§ **INFORMATION GIVEN**
----------------

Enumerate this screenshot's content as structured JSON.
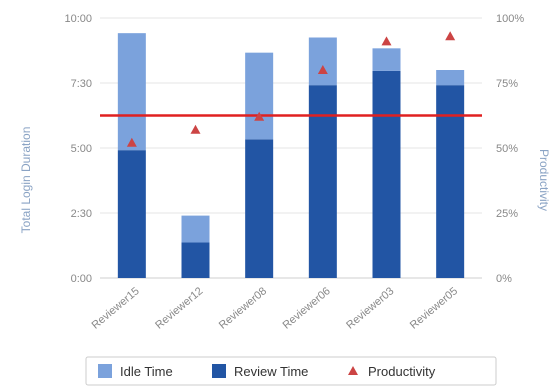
{
  "chart_data": {
    "type": "bar",
    "stacked": true,
    "categories": [
      "Reviewer15",
      "Reviewer12",
      "Reviewer08",
      "Reviewer06",
      "Reviewer03",
      "Reviewer05"
    ],
    "series": [
      {
        "name": "Review Time",
        "kind": "bar",
        "color": "#2255a4",
        "values_minutes": [
          295,
          82,
          320,
          445,
          478,
          445
        ]
      },
      {
        "name": "Idle Time",
        "kind": "bar",
        "color": "#7ba2dc",
        "values_minutes": [
          270,
          62,
          200,
          110,
          52,
          35
        ]
      },
      {
        "name": "Productivity",
        "kind": "scatter",
        "marker": "triangle",
        "color": "#cc4444",
        "axis": "right",
        "values_percent": [
          52,
          57,
          62,
          80,
          91,
          93
        ]
      }
    ],
    "target_line": {
      "axis": "left",
      "value_minutes": 375,
      "color": "#e02020"
    },
    "ylabel": "Total Login Duration",
    "y2label": "Productivity",
    "y_ticks": [
      "0:00",
      "2:30",
      "5:00",
      "7:30",
      "10:00"
    ],
    "y_tick_values_minutes": [
      0,
      150,
      300,
      450,
      600
    ],
    "y2_ticks": [
      "0%",
      "25%",
      "50%",
      "75%",
      "100%"
    ],
    "y2_tick_values_percent": [
      0,
      25,
      50,
      75,
      100
    ],
    "ylim_minutes": [
      0,
      600
    ],
    "y2lim_percent": [
      0,
      100
    ],
    "grid": true,
    "legend_position": "bottom",
    "legend": [
      {
        "label": "Idle Time",
        "symbol": "square",
        "color": "#7ba2dc"
      },
      {
        "label": "Review Time",
        "symbol": "square",
        "color": "#2255a4"
      },
      {
        "label": "Productivity",
        "symbol": "triangle",
        "color": "#cc4444"
      }
    ]
  }
}
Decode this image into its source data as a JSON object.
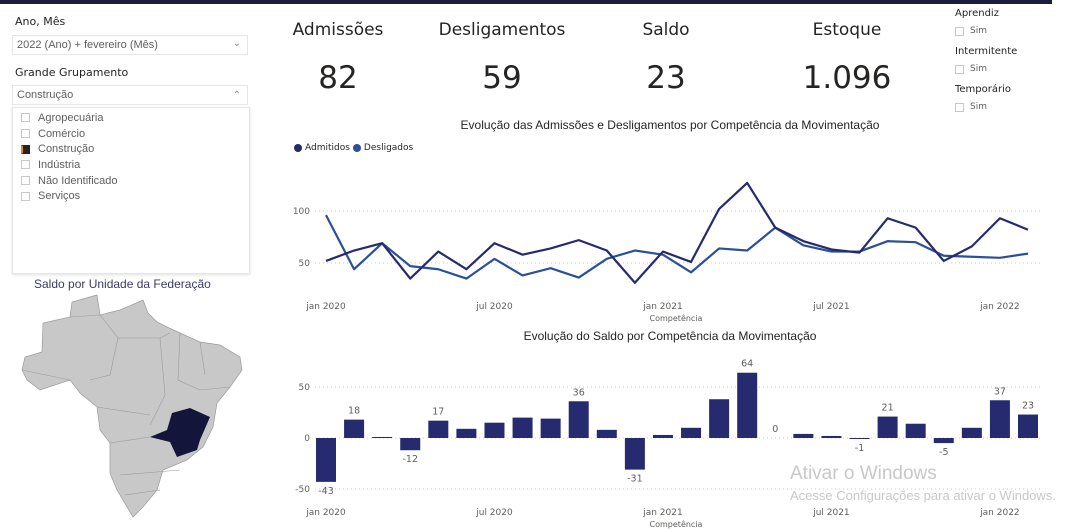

----------------

§ **INSTRUCTIONS FOR THE TASK**
Among the lines of the listing, how many hold the string "JSON"? Respond with only the number.

§ **SOLVED PROBLEM**
2